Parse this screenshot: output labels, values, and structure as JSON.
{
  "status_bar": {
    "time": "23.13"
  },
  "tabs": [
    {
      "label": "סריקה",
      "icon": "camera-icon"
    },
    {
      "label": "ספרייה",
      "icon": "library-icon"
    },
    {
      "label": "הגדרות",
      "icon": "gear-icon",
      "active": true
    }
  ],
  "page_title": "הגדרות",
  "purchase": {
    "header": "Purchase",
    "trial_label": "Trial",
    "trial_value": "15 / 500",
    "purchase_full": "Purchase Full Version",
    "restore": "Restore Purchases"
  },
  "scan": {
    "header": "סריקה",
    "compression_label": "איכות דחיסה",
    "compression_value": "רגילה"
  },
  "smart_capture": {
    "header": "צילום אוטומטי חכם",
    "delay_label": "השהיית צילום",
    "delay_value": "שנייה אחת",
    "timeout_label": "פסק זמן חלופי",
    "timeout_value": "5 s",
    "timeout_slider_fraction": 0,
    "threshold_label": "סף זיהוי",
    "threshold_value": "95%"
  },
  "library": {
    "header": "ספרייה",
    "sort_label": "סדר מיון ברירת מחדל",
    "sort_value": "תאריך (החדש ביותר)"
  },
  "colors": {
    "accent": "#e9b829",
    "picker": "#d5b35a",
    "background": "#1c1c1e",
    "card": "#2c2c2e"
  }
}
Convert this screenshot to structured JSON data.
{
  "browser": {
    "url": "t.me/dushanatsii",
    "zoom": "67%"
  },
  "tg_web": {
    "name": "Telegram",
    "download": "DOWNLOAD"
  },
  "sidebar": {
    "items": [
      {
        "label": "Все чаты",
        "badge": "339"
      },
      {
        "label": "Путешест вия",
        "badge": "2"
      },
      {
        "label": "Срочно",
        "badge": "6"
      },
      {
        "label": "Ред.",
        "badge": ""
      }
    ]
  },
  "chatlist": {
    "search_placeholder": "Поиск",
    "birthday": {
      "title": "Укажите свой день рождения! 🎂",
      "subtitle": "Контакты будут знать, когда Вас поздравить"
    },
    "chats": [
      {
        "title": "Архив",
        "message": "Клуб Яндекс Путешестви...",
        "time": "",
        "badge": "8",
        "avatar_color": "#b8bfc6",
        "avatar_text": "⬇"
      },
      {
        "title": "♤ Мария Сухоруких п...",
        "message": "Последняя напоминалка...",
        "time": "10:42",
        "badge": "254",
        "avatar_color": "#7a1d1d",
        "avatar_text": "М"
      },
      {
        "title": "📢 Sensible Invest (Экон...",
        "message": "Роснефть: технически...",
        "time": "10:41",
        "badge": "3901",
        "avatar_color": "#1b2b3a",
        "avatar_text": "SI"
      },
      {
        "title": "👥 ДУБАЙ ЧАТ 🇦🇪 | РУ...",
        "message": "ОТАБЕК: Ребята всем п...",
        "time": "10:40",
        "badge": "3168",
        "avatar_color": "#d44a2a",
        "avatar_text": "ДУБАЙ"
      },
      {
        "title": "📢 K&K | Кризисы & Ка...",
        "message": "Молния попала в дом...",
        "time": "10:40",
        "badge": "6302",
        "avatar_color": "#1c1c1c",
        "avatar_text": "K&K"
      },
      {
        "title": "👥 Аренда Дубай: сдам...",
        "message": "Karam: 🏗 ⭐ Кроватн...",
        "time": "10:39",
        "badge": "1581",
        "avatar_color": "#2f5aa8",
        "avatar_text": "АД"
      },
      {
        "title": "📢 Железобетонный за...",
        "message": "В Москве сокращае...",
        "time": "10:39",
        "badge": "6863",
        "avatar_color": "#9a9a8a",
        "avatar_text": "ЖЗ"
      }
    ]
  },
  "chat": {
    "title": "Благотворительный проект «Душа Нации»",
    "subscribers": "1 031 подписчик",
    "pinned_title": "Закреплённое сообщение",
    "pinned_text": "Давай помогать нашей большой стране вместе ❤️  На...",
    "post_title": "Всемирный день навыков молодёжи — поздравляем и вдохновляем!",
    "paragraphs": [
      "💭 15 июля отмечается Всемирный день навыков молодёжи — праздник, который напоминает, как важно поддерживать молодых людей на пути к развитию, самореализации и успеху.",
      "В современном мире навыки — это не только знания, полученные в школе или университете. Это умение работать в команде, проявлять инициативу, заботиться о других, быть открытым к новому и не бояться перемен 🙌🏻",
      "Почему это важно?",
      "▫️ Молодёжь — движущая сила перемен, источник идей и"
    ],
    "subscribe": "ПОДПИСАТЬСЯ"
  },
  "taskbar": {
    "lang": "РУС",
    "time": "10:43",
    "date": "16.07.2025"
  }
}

- _Exercise details_
Filter the entries down to the lines with the word "важно" in them.

- _The completed task_
      "💭 15 июля отмечается Всемирный день навыков молодёжи — праздник, который напоминает, как важно поддерживать молодых людей на пути к развитию, самореализации и успеху.",
      "Почему это важно?",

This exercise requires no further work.